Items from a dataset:
───
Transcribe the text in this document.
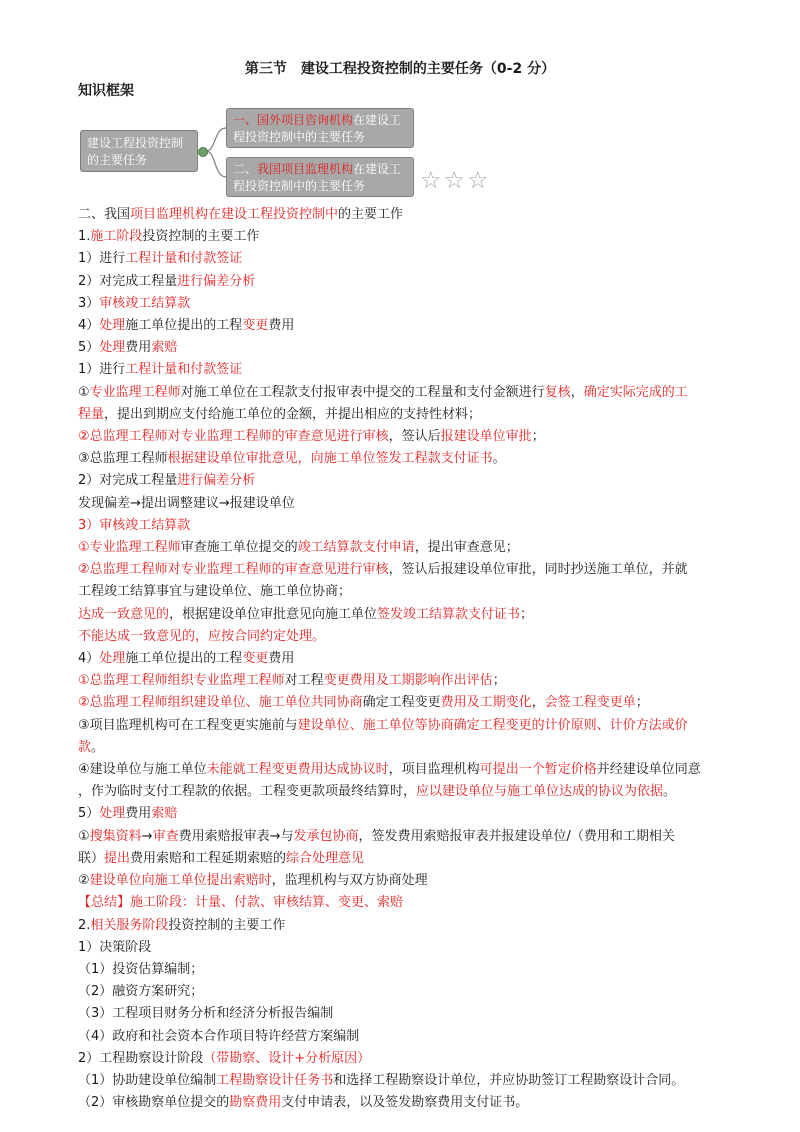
第三节　建设工程投资控制的主要任务（0-2 分）
知识框架
建设工程投资控制的主要任务
一、国外项目咨询机构在建设工程投资控制中的主要任务
二、我国项目监理机构在建设工程投资控制中的主要任务	☆☆☆

二、我国项目监理机构在建设工程投资控制中的主要工作

1.施工阶段投资控制的主要工作

1）进行工程计量和付款签证

2）对完成工程量进行偏差分析

3）审核竣工结算款

4）处理施工单位提出的工程变更费用

5）处理费用索赔

1）进行工程计量和付款签证

①专业监理工程师对施工单位在工程款支付报审表中提交的工程量和支付金额进行复核，确定实际完成的工

程量，提出到期应支付给施工单位的金额，并提出相应的支持性材料；

②总监理工程师对专业监理工程师的审查意见进行审核，签认后报建设单位审批；

③总监理工程师根据建设单位审批意见，向施工单位签发工程款支付证书。

2）对完成工程量进行偏差分析

发现偏差→提出调整建议→报建设单位

3）审核竣工结算款

①专业监理工程师审查施工单位提交的竣工结算款支付申请，提出审查意见；

②总监理工程师对专业监理工程师的审查意见进行审核，签认后报建设单位审批，同时抄送施工单位，并就

工程竣工结算事宜与建设单位、施工单位协商；

达成一致意见的，根据建设单位审批意见向施工单位签发竣工结算款支付证书；

不能达成一致意见的，应按合同约定处理。

4）处理施工单位提出的工程变更费用

①总监理工程师组织专业监理工程师对工程变更费用及工期影响作出评估；

②总监理工程师组织建设单位、施工单位共同协商确定工程变更费用及工期变化，会签工程变更单；

③项目监理机构可在工程变更实施前与建设单位、施工单位等协商确定工程变更的计价原则、计价方法或价

款。

④建设单位与施工单位未能就工程变更费用达成协议时，项目监理机构可提出一个暂定价格并经建设单位同意

，作为临时支付工程款的依据。工程变更款项最终结算时，应以建设单位与施工单位达成的协议为依据。

5）处理费用索赔

①搜集资料→审查费用索赔报审表→与发承包协商，签发费用索赔报审表并报建设单位/（费用和工期相关

联）提出费用索赔和工程延期索赔的综合处理意见

②建设单位向施工单位提出索赔时，监理机构与双方协商处理

【总结】施工阶段：计量、付款、审核结算、变更、索赔

2.相关服务阶段投资控制的主要工作

1）决策阶段

（1）投资估算编制；

（2）融资方案研究；

（3）工程项目财务分析和经济分析报告编制

（4）政府和社会资本合作项目特许经营方案编制

2）工程勘察设计阶段（带勘察、设计+分析原因）

（1）协助建设单位编制工程勘察设计任务书和选择工程勘察设计单位，并应协助签订工程勘察设计合同。

（2）审核勘察单位提交的勘察费用支付申请表，以及签发勘察费用支付证书。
───
- **Written exercise**
Skip the pictures and print each record exactly as it stands.

- **The reply**
Transcribe the text in this document.
第三节　建设工程投资控制的主要任务（0-2 分）
知识框架
建设工程投资控制的主要任务
一、国外项目咨询机构在建设工程投资控制中的主要任务
二、我国项目监理机构在建设工程投资控制中的主要任务	☆☆☆

二、我国项目监理机构在建设工程投资控制中的主要工作

1.施工阶段投资控制的主要工作

1）进行工程计量和付款签证

2）对完成工程量进行偏差分析

3）审核竣工结算款

4）处理施工单位提出的工程变更费用

5）处理费用索赔

1）进行工程计量和付款签证

①专业监理工程师对施工单位在工程款支付报审表中提交的工程量和支付金额进行复核，确定实际完成的工

程量，提出到期应支付给施工单位的金额，并提出相应的支持性材料；

②总监理工程师对专业监理工程师的审查意见进行审核，签认后报建设单位审批；

③总监理工程师根据建设单位审批意见，向施工单位签发工程款支付证书。

2）对完成工程量进行偏差分析

发现偏差→提出调整建议→报建设单位

3）审核竣工结算款

①专业监理工程师审查施工单位提交的竣工结算款支付申请，提出审查意见；

②总监理工程师对专业监理工程师的审查意见进行审核，签认后报建设单位审批，同时抄送施工单位，并就

工程竣工结算事宜与建设单位、施工单位协商；

达成一致意见的，根据建设单位审批意见向施工单位签发竣工结算款支付证书；

不能达成一致意见的，应按合同约定处理。

4）处理施工单位提出的工程变更费用

①总监理工程师组织专业监理工程师对工程变更费用及工期影响作出评估；

②总监理工程师组织建设单位、施工单位共同协商确定工程变更费用及工期变化，会签工程变更单；

③项目监理机构可在工程变更实施前与建设单位、施工单位等协商确定工程变更的计价原则、计价方法或价

款。

④建设单位与施工单位未能就工程变更费用达成协议时，项目监理机构可提出一个暂定价格并经建设单位同意

，作为临时支付工程款的依据。工程变更款项最终结算时，应以建设单位与施工单位达成的协议为依据。

5）处理费用索赔

①搜集资料→审查费用索赔报审表→与发承包协商，签发费用索赔报审表并报建设单位/（费用和工期相关

联）提出费用索赔和工程延期索赔的综合处理意见

②建设单位向施工单位提出索赔时，监理机构与双方协商处理

【总结】施工阶段：计量、付款、审核结算、变更、索赔

2.相关服务阶段投资控制的主要工作

1）决策阶段

（1）投资估算编制；

（2）融资方案研究；

（3）工程项目财务分析和经济分析报告编制

（4）政府和社会资本合作项目特许经营方案编制

2）工程勘察设计阶段（带勘察、设计+分析原因）

（1）协助建设单位编制工程勘察设计任务书和选择工程勘察设计单位，并应协助签订工程勘察设计合同。

（2）审核勘察单位提交的勘察费用支付申请表，以及签发勘察费用支付证书。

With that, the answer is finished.